Instructions for the task: Give back the records below exactly, every one, with no pictures.

Dataset content:
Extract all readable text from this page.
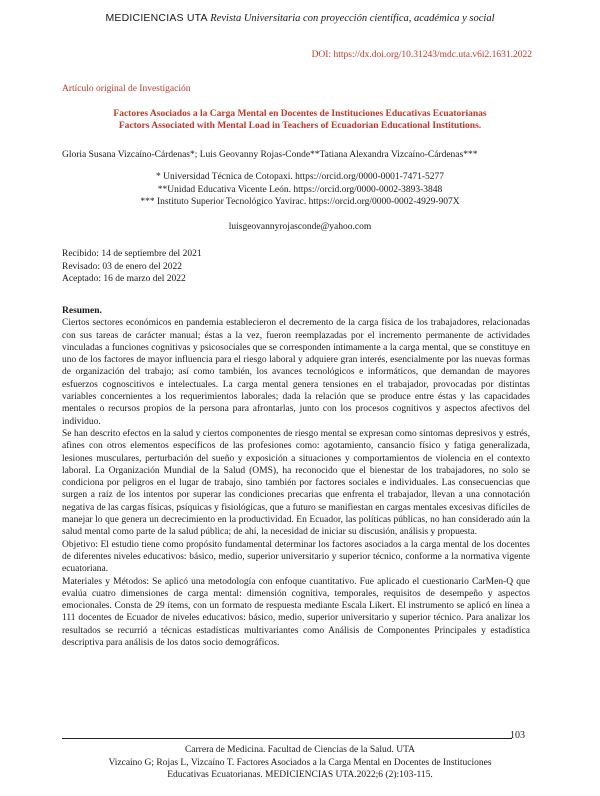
MEDICIENCIAS UTA Revista Universitaria con proyección científica, académica y social
DOI: https://dx.doi.org/10.31243/mdc.uta.v6i2.1631.2022
Artículo original de Investigación
Factores Asociados a la Carga Mental en Docentes de Instituciones Educativas Ecuatorianas
Factors Associated with Mental Load in Teachers of Ecuadorian Educational Institutions.
Gloria Susana Vizcaíno-Cárdenas*; Luis Geovanny Rojas-Conde**Tatiana Alexandra Vizcaíno-Cárdenas***
* Universidad Técnica de Cotopaxi. https://orcid.org/0000-0001-7471-5277
**Unidad Educativa Vicente León. https://orcid.org/0000-0002-3893-3848
*** Instituto Superior Tecnológico Yavirac. https://orcid.org/0000-0002-4929-907X
luisgeovannyrojasconde@yahoo.com
Recibido: 14 de septiembre del 2021
Revisado: 03 de enero del 2022
Aceptado: 16 de marzo del 2022
Resumen.

Ciertos sectores económicos en pandemia establecieron el decremento de la carga física de los trabajadores, relacionadas con sus tareas de carácter manual; éstas a la vez, fueron reemplazadas por el incremento permanente de actividades vinculadas a funciones cognitivas y psicosociales que se corresponden íntimamente a la carga mental, que se constituye en uno de los factores de mayor influencia para el riesgo laboral y adquiere gran interés, esencialmente por las nuevas formas de organización del trabajo; así como también, los avances tecnológicos e informáticos, que demandan de mayores esfuerzos cognoscitivos e intelectuales. La carga mental genera tensiones en el trabajador, provocadas por distintas variables concernientes a los requerimientos laborales; dada la relación que se produce entre éstas y las capacidades mentales o recursos propios de la persona para afrontarlas, junto con los procesos cognitivos y aspectos afectivos del individuo.

Se han descrito efectos en la salud y ciertos componentes de riesgo mental se expresan como síntomas depresivos y estrés, afines con otros elementos específicos de las profesiones como: agotamiento, cansancio físico y fatiga generalizada, lesiones musculares, perturbación del sueño y exposición a situaciones y comportamientos de violencia en el contexto laboral. La Organización Mundial de la Salud (OMS), ha reconocido que el bienestar de los trabajadores, no solo se condiciona por peligros en el lugar de trabajo, sino también por factores sociales e individuales. Las consecuencias que surgen a raíz de los intentos por superar las condiciones precarias que enfrenta el trabajador, llevan a una connotación negativa de las cargas físicas, psíquicas y fisiológicas, que a futuro se manifiestan en cargas mentales excesivas difíciles de manejar lo que genera un decrecimiento en la productividad. En Ecuador, las políticas públicas, no han considerado aún la salud mental como parte de la salud pública; de ahí, la necesidad de iniciar su discusión, análisis y propuesta.

Objetivo: El estudio tiene como propósito fundamental determinar los factores asociados a la carga mental de los docentes de diferentes niveles educativos: básico, medio, superior universitario y superior técnico, conforme a la normativa vigente ecuatoriana.

Materiales y Métodos: Se aplicó una metodología con enfoque cuantitativo. Fue aplicado el cuestionario CarMen-Q que evalúa cuatro dimensiones de carga mental: dimensión cognitiva, temporales, requisitos de desempeño y aspectos emocionales. Consta de 29 ítems, con un formato de respuesta mediante Escala Likert. El instrumento se aplicó en línea a 111 docentes de Ecuador de niveles educativos: básico, medio, superior universitario y superior técnico. Para analizar los resultados se recurrió a técnicas estadísticas multivariantes como Análisis de Componentes Principales y estadística descriptiva para análisis de los datos socio demográficos.

103
Carrera de Medicina. Facultad de Ciencias de la Salud. UTA
Vizcaíno G; Rojas L, Vizcaíno T. Factores Asociados a la Carga Mental en Docentes de Instituciones
Educativas Ecuatorianas. MEDICIENCIAS UTA.2022;6 (2):103-115.
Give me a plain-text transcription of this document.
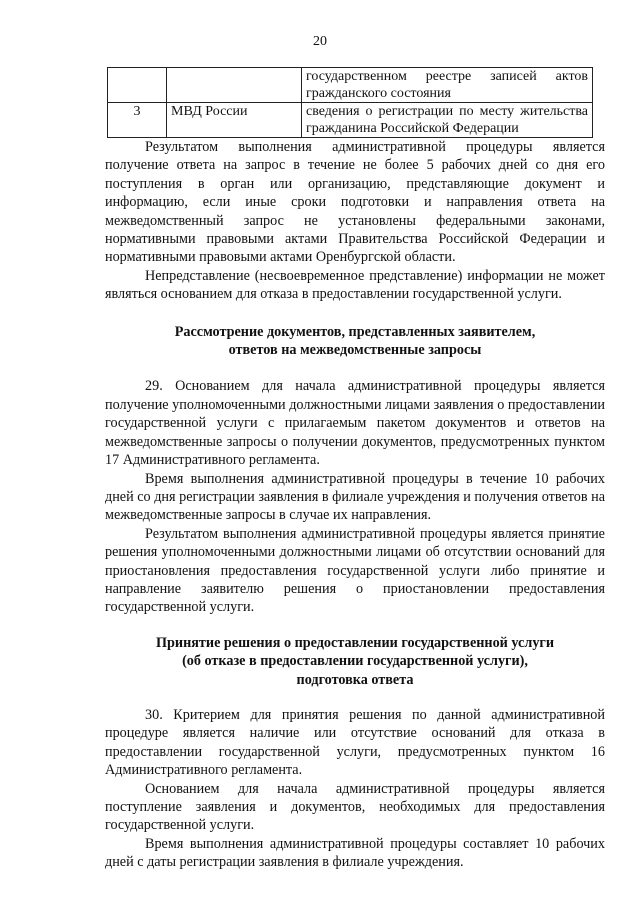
20
		государственном реестре записей актов гражданского состояния
3	МВД России	сведения о регистрации по месту жительства гражданина Российской Федерации

Результатом выполнения административной процедуры является получение ответа на запрос в течение не более 5 рабочих дней со дня его поступления в орган или организацию, представляющие документ и информацию, если иные сроки подготовки и направления ответа на межведомственный запрос не установлены федеральными законами, нормативными правовыми актами Правительства Российской Федерации и нормативными правовыми актами Оренбургской области.

Непредставление (несвоевременное представление) информации не может являться основанием для отказа в предоставлении государственной услуги.

Рассмотрение документов, представленных заявителем,
ответов на межведомственные запросы

29. Основанием для начала административной процедуры является получение уполномоченными должностными лицами заявления о предоставлении государственной услуги с прилагаемым пакетом документов и ответов на межведомственные запросы о получении документов, предусмотренных пунктом 17 Административного регламента.

Время выполнения административной процедуры в течение 10 рабочих дней со дня регистрации заявления в филиале учреждения и получения ответов на межведомственные запросы в случае их направления.

Результатом выполнения административной процедуры является принятие решения уполномоченными должностными лицами об отсутствии оснований для приостановления предоставления государственной услуги либо принятие и направление заявителю решения о приостановлении предоставления государственной услуги.

Принятие решения о предоставлении государственной услуги
(об отказе в предоставлении государственной услуги),
подготовка ответа

30. Критерием для принятия решения по данной административной процедуре является наличие или отсутствие оснований для отказа в предоставлении государственной услуги, предусмотренных пунктом 16 Административного регламента.

Основанием для начала административной процедуры является поступление заявления и документов, необходимых для предоставления государственной услуги.

Время выполнения административной процедуры составляет 10 рабочих дней с даты регистрации заявления в филиале учреждения.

Result of this exercise:
Extract all readable text from this page.
MEDICIENCIAS UTA Revista Universitaria con proyección científica, académica y social
DOI: https://dx.doi.org/10.31243/mdc.uta.v6i2.1631.2022
Artículo original de Investigación
Factores Asociados a la Carga Mental en Docentes de Instituciones Educativas Ecuatorianas
Factors Associated with Mental Load in Teachers of Ecuadorian Educational Institutions.
Gloria Susana Vizcaíno-Cárdenas*; Luis Geovanny Rojas-Conde**Tatiana Alexandra Vizcaíno-Cárdenas***
* Universidad Técnica de Cotopaxi. https://orcid.org/0000-0001-7471-5277
**Unidad Educativa Vicente León. https://orcid.org/0000-0002-3893-3848
*** Instituto Superior Tecnológico Yavirac. https://orcid.org/0000-0002-4929-907X
luisgeovannyrojasconde@yahoo.com
Recibido: 14 de septiembre del 2021
Revisado: 03 de enero del 2022
Aceptado: 16 de marzo del 2022
Resumen.

Ciertos sectores económicos en pandemia establecieron el decremento de la carga física de los trabajadores, relacionadas con sus tareas de carácter manual; éstas a la vez, fueron reemplazadas por el incremento permanente de actividades vinculadas a funciones cognitivas y psicosociales que se corresponden íntimamente a la carga mental, que se constituye en uno de los factores de mayor influencia para el riesgo laboral y adquiere gran interés, esencialmente por las nuevas formas de organización del trabajo; así como también, los avances tecnológicos e informáticos, que demandan de mayores esfuerzos cognoscitivos e intelectuales. La carga mental genera tensiones en el trabajador, provocadas por distintas variables concernientes a los requerimientos laborales; dada la relación que se produce entre éstas y las capacidades mentales o recursos propios de la persona para afrontarlas, junto con los procesos cognitivos y aspectos afectivos del individuo.

Se han descrito efectos en la salud y ciertos componentes de riesgo mental se expresan como síntomas depresivos y estrés, afines con otros elementos específicos de las profesiones como: agotamiento, cansancio físico y fatiga generalizada, lesiones musculares, perturbación del sueño y exposición a situaciones y comportamientos de violencia en el contexto laboral. La Organización Mundial de la Salud (OMS), ha reconocido que el bienestar de los trabajadores, no solo se condiciona por peligros en el lugar de trabajo, sino también por factores sociales e individuales. Las consecuencias que surgen a raíz de los intentos por superar las condiciones precarias que enfrenta el trabajador, llevan a una connotación negativa de las cargas físicas, psíquicas y fisiológicas, que a futuro se manifiestan en cargas mentales excesivas difíciles de manejar lo que genera un decrecimiento en la productividad. En Ecuador, las políticas públicas, no han considerado aún la salud mental como parte de la salud pública; de ahí, la necesidad de iniciar su discusión, análisis y propuesta.

Objetivo: El estudio tiene como propósito fundamental determinar los factores asociados a la carga mental de los docentes de diferentes niveles educativos: básico, medio, superior universitario y superior técnico, conforme a la normativa vigente ecuatoriana.

Materiales y Métodos: Se aplicó una metodología con enfoque cuantitativo. Fue aplicado el cuestionario CarMen-Q que evalúa cuatro dimensiones de carga mental: dimensión cognitiva, temporales, requisitos de desempeño y aspectos emocionales. Consta de 29 ítems, con un formato de respuesta mediante Escala Likert. El instrumento se aplicó en línea a 111 docentes de Ecuador de niveles educativos: básico, medio, superior universitario y superior técnico. Para analizar los resultados se recurrió a técnicas estadísticas multivariantes como Análisis de Componentes Principales y estadística descriptiva para análisis de los datos socio demográficos.

103
Carrera de Medicina. Facultad de Ciencias de la Salud. UTA
Vizcaíno G; Rojas L, Vizcaíno T. Factores Asociados a la Carga Mental en Docentes de Instituciones
Educativas Ecuatorianas. MEDICIENCIAS UTA.2022;6 (2):103-115.
Give me a plain-text transcription of this document.
20
		государственном реестре записей актов гражданского состояния
3	МВД России	сведения о регистрации по месту жительства гражданина Российской Федерации

Результатом выполнения административной процедуры является получение ответа на запрос в течение не более 5 рабочих дней со дня его поступления в орган или организацию, представляющие документ и информацию, если иные сроки подготовки и направления ответа на межведомственный запрос не установлены федеральными законами, нормативными правовыми актами Правительства Российской Федерации и нормативными правовыми актами Оренбургской области.

Непредставление (несвоевременное представление) информации не может являться основанием для отказа в предоставлении государственной услуги.

Рассмотрение документов, представленных заявителем,
ответов на межведомственные запросы

29. Основанием для начала административной процедуры является получение уполномоченными должностными лицами заявления о предоставлении государственной услуги с прилагаемым пакетом документов и ответов на межведомственные запросы о получении документов, предусмотренных пунктом 17 Административного регламента.

Время выполнения административной процедуры в течение 10 рабочих дней со дня регистрации заявления в филиале учреждения и получения ответов на межведомственные запросы в случае их направления.

Результатом выполнения административной процедуры является принятие решения уполномоченными должностными лицами об отсутствии оснований для приостановления предоставления государственной услуги либо принятие и направление заявителю решения о приостановлении предоставления государственной услуги.

Принятие решения о предоставлении государственной услуги
(об отказе в предоставлении государственной услуги),
подготовка ответа

30. Критерием для принятия решения по данной административной процедуре является наличие или отсутствие оснований для отказа в предоставлении государственной услуги, предусмотренных пунктом 16 Административного регламента.

Основанием для начала административной процедуры является поступление заявления и документов, необходимых для предоставления государственной услуги.

Время выполнения административной процедуры составляет 10 рабочих дней с даты регистрации заявления в филиале учреждения.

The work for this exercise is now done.